● **Document text**
Halimah Mohd Said


IT’S not difficult to get one million people to petition for the reinstatement of the teaching of Science and Maths in English (PPSMI) in the national education system when the issue is close to the people’s heart and the arguments for the policy seem compelling enough.

The popular reasoning is that because the huge knowledge base of these two subjects is in English, students who are taught in English are better equipped to understand the concepts and handle the subjects academically. Added to this is the thinking that English language proficiency will be enhanced and communication skills improved as students are widely exposed to English in Science and Maths classes. Their command of the international language, it is argued, will stand them in better stead in their future careers.

Surreptitiously appended to the PPSMI petition is the call for parents to be given the right to choose the medium of instruction which best suits their children’s needs. The proponents of education in English argue that, in addition to the national schools in Bahasa Malaysia, Chinese schools in Mandarin and Tamil schools in Tamil, there must be national schools in the English medium. The country has only to gain from a liberal education policy which produces school leavers fluent in English, they add.

Being academically qualified in English language, literature and linguistics and professionally trained to teach these subjects in schools and universities for more than thirty years, I would be the first to list the virtues of an English education. There’s no doubt that at the personal level, a good command of English allows access to tremendous information and knowledge, and builds the confidence to communicate effectively in speech or writing wherever English is the operating language.

However, I would not hesitate to support the development of Malay as a modern language of knowledge and communication, of science and technology. Having instituted Bahasa Malaysia as the national and official language to forge the educational agendas of nation-building, national identity and unity, the Razak Report and the Rahman Talib Report formalised in the Education Act of 1961 firmly established Bahasa Malaysia as the medium of instruction in national schools and its teaching in national-type schools.

● **Written problem 1**
In the piece on teaching Science and Maths in English, which law formalized the Razak Report and the Rahman Talib Report?
● **Written problem 2**
Rewrite the piece on teaching Science and Maths in English, starting with "Halimah Mohd Said" and going on through "seem compelling enough.", with "petition" changed to "campaign".
● **Written problem 3**
According to the piece on teaching Science and Maths in English, in which fields is the author academically qualified?

● **Data extract**
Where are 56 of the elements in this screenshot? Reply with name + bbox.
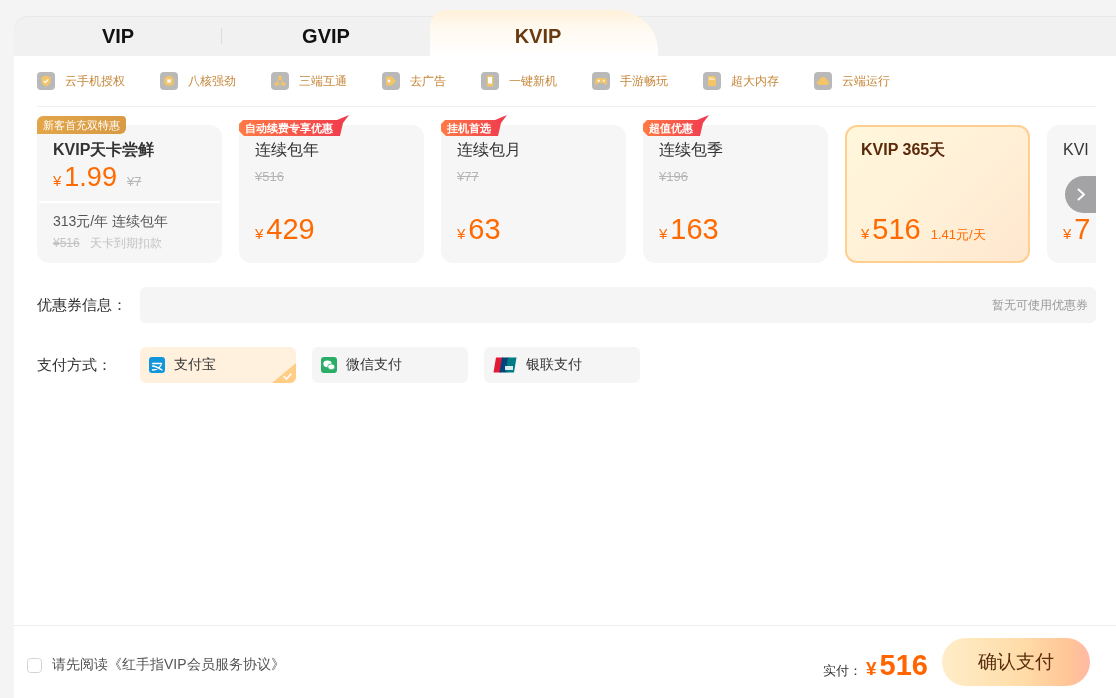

● **Task result 1**
The Education Act of 1961.

● **Task result 2**
Halimah Mohd Said


IT’S not difficult to get one million people to campaign for the reinstatement of the teaching of Science and Maths in English (PPSMI) in the national education system when the issue is close to the people’s heart and the arguments for the policy seem compelling enough.

● **Task result 3**
English language, literature and linguistics.